▶ **Task brief**: Copy out each line of the material below that holds the string "this".

▶ **Available records**:

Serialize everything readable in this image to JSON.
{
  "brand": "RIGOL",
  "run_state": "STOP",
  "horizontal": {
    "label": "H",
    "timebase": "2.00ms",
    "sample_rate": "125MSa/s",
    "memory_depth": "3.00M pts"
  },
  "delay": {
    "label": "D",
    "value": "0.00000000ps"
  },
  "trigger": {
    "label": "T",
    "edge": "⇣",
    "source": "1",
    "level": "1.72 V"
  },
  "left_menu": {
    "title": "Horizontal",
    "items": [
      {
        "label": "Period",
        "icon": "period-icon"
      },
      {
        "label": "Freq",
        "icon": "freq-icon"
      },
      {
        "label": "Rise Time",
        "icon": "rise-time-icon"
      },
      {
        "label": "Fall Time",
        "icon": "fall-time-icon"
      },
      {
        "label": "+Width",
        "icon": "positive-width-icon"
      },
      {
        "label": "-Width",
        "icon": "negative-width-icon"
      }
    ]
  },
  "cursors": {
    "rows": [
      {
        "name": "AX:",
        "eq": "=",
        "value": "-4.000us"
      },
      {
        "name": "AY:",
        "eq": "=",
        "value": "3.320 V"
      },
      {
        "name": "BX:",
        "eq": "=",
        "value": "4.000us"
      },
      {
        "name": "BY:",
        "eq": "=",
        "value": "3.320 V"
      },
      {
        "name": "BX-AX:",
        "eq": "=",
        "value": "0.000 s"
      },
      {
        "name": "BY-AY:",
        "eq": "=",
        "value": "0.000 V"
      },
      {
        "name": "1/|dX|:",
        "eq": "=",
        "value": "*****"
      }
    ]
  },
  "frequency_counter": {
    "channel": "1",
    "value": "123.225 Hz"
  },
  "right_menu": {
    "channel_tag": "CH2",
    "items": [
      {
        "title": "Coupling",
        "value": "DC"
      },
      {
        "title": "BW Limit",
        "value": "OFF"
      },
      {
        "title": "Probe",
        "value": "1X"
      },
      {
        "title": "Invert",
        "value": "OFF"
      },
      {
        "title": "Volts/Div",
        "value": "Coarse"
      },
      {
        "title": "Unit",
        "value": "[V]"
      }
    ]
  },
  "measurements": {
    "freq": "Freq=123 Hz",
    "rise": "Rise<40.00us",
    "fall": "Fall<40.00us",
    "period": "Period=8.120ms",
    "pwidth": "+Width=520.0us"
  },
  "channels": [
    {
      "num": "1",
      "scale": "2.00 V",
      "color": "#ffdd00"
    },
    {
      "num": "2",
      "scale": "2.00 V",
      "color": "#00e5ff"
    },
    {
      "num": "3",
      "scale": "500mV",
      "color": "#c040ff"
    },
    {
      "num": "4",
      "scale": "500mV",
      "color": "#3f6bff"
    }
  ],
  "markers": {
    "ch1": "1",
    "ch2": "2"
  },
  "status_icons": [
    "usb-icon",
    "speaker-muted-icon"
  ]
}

--

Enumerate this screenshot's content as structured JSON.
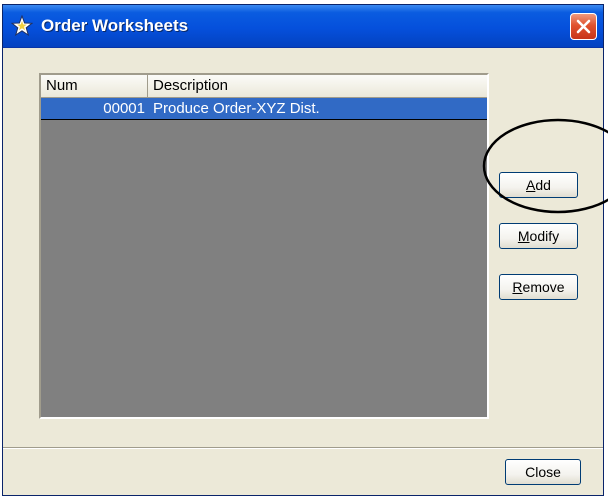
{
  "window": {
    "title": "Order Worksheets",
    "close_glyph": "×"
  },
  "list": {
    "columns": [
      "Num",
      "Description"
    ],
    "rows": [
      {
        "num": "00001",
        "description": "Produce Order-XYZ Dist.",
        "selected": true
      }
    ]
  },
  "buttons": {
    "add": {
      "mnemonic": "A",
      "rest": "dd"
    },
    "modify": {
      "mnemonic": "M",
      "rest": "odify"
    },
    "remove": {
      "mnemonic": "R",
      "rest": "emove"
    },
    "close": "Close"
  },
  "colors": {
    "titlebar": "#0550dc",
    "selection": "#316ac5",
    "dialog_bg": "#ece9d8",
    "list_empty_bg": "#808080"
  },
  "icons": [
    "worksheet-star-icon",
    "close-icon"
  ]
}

▶ **Exercise response**:
Serialize everything readable in this image to JSON.
Enumerate this screenshot's content as structured JSON.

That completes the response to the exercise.